= GIVEN DATA =
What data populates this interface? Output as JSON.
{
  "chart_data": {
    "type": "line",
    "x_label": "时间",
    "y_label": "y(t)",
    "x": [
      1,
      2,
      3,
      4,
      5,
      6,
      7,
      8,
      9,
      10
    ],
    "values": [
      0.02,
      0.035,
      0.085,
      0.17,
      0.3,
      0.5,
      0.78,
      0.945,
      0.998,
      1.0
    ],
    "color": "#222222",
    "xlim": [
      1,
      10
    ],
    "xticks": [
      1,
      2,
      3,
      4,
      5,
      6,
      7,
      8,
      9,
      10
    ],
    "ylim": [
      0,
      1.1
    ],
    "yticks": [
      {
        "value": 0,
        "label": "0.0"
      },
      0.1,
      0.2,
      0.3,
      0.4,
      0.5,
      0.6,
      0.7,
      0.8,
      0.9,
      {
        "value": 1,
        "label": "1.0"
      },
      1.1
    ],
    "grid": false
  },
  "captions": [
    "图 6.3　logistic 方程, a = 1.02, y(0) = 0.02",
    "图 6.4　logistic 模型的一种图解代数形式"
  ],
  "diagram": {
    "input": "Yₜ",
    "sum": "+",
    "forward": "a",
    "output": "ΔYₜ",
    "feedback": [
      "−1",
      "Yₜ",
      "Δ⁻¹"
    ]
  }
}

= SHORT PROBLEM =
Above are some records; extract every one of them exactly.

= TASK RESPONSE =
What data populates this interface? Output as JSON.
{
  "chart_data": {
    "type": "line",
    "x_label": "时间",
    "y_label": "y(t)",
    "x": [
      1,
      2,
      3,
      4,
      5,
      6,
      7,
      8,
      9,
      10
    ],
    "values": [
      0.02,
      0.035,
      0.085,
      0.17,
      0.3,
      0.5,
      0.78,
      0.945,
      0.998,
      1.0
    ],
    "color": "#222222",
    "xlim": [
      1,
      10
    ],
    "xticks": [
      1,
      2,
      3,
      4,
      5,
      6,
      7,
      8,
      9,
      10
    ],
    "ylim": [
      0,
      1.1
    ],
    "yticks": [
      {
        "value": 0,
        "label": "0.0"
      },
      0.1,
      0.2,
      0.3,
      0.4,
      0.5,
      0.6,
      0.7,
      0.8,
      0.9,
      {
        "value": 1,
        "label": "1.0"
      },
      1.1
    ],
    "grid": false
  },
  "captions": [
    "图 6.3　logistic 方程, a = 1.02, y(0) = 0.02",
    "图 6.4　logistic 模型的一种图解代数形式"
  ],
  "diagram": {
    "input": "Yₜ",
    "sum": "+",
    "forward": "a",
    "output": "ΔYₜ",
    "feedback": [
      "−1",
      "Yₜ",
      "Δ⁻¹"
    ]
  }
}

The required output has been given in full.